AVAILABLE DATA.
┌──

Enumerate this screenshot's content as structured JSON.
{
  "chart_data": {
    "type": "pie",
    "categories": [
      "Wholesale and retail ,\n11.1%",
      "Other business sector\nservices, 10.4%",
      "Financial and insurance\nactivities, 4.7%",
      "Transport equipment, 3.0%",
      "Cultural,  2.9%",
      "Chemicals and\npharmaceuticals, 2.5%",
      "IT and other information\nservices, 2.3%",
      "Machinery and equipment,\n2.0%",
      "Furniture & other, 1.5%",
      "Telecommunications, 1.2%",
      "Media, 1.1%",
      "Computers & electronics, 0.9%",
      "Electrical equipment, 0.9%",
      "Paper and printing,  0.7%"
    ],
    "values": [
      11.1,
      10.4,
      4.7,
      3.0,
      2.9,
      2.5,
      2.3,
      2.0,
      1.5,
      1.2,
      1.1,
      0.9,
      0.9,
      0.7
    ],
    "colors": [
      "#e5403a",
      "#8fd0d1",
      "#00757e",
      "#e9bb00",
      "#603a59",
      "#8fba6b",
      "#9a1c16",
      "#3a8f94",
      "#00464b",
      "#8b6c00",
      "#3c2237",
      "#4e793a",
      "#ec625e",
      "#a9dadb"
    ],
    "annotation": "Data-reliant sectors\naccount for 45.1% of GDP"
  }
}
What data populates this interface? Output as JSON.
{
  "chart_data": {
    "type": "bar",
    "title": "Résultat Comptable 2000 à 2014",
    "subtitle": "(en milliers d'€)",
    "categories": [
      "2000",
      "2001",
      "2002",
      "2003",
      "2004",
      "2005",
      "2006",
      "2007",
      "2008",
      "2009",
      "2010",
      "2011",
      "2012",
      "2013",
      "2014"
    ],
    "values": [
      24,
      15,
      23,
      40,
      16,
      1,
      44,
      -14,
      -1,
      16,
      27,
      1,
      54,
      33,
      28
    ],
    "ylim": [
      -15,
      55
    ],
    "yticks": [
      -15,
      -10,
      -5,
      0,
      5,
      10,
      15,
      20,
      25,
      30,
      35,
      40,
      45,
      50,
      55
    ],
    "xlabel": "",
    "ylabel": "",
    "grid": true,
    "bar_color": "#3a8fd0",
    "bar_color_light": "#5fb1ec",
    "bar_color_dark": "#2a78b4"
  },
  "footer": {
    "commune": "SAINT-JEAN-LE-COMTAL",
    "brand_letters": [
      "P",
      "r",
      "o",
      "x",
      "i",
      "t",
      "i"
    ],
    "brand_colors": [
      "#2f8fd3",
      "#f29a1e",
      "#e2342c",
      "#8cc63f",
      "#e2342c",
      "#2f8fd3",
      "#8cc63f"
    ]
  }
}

└──

EXERCISE DIRECTIONS. Determine the number of lines in the records that include the string "equipment", and respond with that number only.

RESPONSE FOR THIS EXERCISE. 3